◆ **What to produce**:
Reproduce the rows word for word, beginning at the first line and stopping after the line that contains "ipi-fit-curve-5: [191, 387, 947, 728]".

◆ **Records showing where elements appear**:
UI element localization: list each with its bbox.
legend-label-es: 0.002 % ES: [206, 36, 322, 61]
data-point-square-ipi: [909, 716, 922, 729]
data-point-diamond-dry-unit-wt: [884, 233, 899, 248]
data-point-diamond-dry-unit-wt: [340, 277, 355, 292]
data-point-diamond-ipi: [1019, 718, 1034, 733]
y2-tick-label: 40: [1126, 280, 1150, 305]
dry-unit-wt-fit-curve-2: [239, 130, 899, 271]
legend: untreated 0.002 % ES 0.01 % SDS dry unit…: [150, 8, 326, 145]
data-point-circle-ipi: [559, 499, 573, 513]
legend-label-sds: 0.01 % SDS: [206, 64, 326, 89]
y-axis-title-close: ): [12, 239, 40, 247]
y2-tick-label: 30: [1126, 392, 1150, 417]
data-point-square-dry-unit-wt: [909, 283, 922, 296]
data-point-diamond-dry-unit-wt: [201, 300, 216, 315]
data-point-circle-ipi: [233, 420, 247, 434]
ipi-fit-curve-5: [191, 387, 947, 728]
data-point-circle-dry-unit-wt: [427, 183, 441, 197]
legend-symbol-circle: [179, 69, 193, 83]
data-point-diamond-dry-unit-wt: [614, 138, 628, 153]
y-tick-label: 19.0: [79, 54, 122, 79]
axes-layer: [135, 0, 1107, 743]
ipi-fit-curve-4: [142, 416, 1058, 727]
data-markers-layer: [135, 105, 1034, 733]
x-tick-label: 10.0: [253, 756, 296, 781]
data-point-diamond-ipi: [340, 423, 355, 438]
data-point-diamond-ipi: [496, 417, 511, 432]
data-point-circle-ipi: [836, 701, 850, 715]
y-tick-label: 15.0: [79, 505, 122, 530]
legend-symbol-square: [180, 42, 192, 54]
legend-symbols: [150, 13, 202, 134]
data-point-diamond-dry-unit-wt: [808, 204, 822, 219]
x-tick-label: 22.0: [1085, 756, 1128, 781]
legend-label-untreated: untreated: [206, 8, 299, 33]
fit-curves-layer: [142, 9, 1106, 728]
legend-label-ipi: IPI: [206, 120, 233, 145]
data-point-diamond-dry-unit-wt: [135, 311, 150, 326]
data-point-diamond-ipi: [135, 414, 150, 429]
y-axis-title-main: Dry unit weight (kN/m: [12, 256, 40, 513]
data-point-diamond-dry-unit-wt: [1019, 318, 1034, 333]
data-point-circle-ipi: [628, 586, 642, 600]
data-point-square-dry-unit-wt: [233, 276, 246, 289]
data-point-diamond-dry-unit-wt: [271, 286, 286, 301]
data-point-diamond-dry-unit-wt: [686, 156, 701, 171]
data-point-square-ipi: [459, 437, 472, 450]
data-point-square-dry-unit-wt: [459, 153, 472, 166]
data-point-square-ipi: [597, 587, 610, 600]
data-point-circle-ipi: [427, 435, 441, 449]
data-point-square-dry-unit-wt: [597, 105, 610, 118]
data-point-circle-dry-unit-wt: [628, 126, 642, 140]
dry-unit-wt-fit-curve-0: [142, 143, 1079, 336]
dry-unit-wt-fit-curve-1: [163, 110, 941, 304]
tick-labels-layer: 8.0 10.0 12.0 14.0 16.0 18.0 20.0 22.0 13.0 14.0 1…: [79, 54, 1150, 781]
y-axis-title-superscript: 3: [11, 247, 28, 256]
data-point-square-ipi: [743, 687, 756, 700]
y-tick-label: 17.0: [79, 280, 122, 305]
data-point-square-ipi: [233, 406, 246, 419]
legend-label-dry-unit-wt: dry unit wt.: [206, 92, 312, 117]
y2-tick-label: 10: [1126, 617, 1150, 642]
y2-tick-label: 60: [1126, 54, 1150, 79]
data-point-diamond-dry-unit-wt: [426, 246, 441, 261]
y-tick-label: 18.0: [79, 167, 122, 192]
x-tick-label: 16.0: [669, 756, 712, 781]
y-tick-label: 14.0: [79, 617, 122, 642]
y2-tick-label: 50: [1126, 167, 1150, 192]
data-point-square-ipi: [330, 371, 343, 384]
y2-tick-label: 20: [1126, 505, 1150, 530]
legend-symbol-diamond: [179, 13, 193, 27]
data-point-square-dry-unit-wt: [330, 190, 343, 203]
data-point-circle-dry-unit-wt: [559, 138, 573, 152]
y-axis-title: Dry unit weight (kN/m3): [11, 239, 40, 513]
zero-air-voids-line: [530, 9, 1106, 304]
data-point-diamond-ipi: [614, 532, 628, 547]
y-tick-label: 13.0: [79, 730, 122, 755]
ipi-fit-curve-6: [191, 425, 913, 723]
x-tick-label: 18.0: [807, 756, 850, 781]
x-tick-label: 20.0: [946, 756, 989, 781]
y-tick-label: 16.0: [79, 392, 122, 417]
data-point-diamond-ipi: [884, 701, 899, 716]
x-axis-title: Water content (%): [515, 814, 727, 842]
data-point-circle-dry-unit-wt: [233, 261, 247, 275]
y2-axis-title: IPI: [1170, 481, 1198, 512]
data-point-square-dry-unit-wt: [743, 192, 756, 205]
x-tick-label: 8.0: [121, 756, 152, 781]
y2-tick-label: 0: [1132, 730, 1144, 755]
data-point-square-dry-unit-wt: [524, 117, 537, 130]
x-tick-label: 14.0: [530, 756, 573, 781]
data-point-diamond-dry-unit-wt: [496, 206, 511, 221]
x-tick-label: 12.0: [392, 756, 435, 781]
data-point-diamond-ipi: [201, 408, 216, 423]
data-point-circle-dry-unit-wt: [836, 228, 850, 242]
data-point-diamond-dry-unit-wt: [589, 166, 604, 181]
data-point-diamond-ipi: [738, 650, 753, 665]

◆ **Answer in full**:
UI element localization: list each with its bbox.
legend-label-es: 0.002 % ES: [206, 36, 322, 61]
data-point-square-ipi: [909, 716, 922, 729]
data-point-diamond-dry-unit-wt: [884, 233, 899, 248]
data-point-diamond-dry-unit-wt: [340, 277, 355, 292]
data-point-diamond-ipi: [1019, 718, 1034, 733]
y2-tick-label: 40: [1126, 280, 1150, 305]
dry-unit-wt-fit-curve-2: [239, 130, 899, 271]
legend: untreated 0.002 % ES 0.01 % SDS dry unit…: [150, 8, 326, 145]
data-point-circle-ipi: [559, 499, 573, 513]
legend-label-sds: 0.01 % SDS: [206, 64, 326, 89]
y-axis-title-close: ): [12, 239, 40, 247]
y2-tick-label: 30: [1126, 392, 1150, 417]
data-point-square-dry-unit-wt: [909, 283, 922, 296]
data-point-diamond-dry-unit-wt: [201, 300, 216, 315]
data-point-circle-ipi: [233, 420, 247, 434]
ipi-fit-curve-5: [191, 387, 947, 728]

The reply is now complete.